◆ **WHAT YOU HAVE TO DO**
Would you transcribe the listing that follows, character for character, and omit its images?

Records from a data collection
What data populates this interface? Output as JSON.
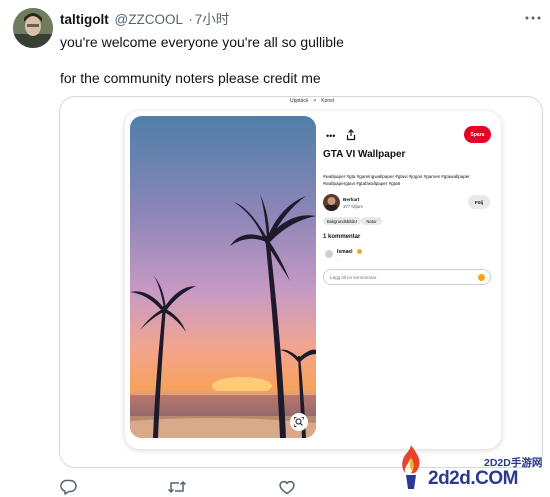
{
  "tweet": {
    "display_name": "taltigolt",
    "handle": "@ZZCOOL",
    "separator": "·",
    "time": "7小时",
    "line1": "you're welcome everyone you're all so gullible",
    "line2": "for the community noters please credit me"
  },
  "embedded_pin": {
    "breadcrumb": [
      "Upptäck",
      ">",
      "Konst"
    ],
    "save_label": "Spara",
    "title": "GTA VI Wallpaper",
    "tags": "#wallpaper #gta #gamingwallpaper #gtavi #jogos #games #gtawallpaper #wallpapergtavi #gtabwallpaper #gta6",
    "author_name": "Berhart",
    "author_followers": "377 följare",
    "follow_label": "Följ",
    "chips": [
      "Bakgrundsbilder",
      "Natur"
    ],
    "comment_count": "1 kommentar",
    "commenter_name": "Ismael",
    "commenter_sub": "...",
    "comment_placeholder": "Lägg till en kommentar"
  },
  "actions": {
    "icons": [
      "reply-icon",
      "retweet-icon",
      "like-icon"
    ]
  },
  "watermark": {
    "small": "2D2D手游网",
    "big": "2d2d.COM"
  },
  "colors": {
    "save_red": "#e60023",
    "watermark_blue": "#2a3b8f",
    "handle_gray": "#536471"
  }
}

◆ **THE RESPONSE**
What data populates this interface? Output as JSON.
{
  "tweet": {
    "display_name": "taltigolt",
    "handle": "@ZZCOOL",
    "separator": "·",
    "time": "7小时",
    "line1": "you're welcome everyone you're all so gullible",
    "line2": "for the community noters please credit me"
  },
  "embedded_pin": {
    "breadcrumb": [
      "Upptäck",
      ">",
      "Konst"
    ],
    "save_label": "Spara",
    "title": "GTA VI Wallpaper",
    "tags": "#wallpaper #gta #gamingwallpaper #gtavi #jogos #games #gtawallpaper #wallpapergtavi #gtabwallpaper #gta6",
    "author_name": "Berhart",
    "author_followers": "377 följare",
    "follow_label": "Följ",
    "chips": [
      "Bakgrundsbilder",
      "Natur"
    ],
    "comment_count": "1 kommentar",
    "commenter_name": "Ismael",
    "commenter_sub": "...",
    "comment_placeholder": "Lägg till en kommentar"
  },
  "actions": {
    "icons": [
      "reply-icon",
      "retweet-icon",
      "like-icon"
    ]
  },
  "watermark": {
    "small": "2D2D手游网",
    "big": "2d2d.COM"
  },
  "colors": {
    "save_red": "#e60023",
    "watermark_blue": "#2a3b8f",
    "handle_gray": "#536471"
  }
}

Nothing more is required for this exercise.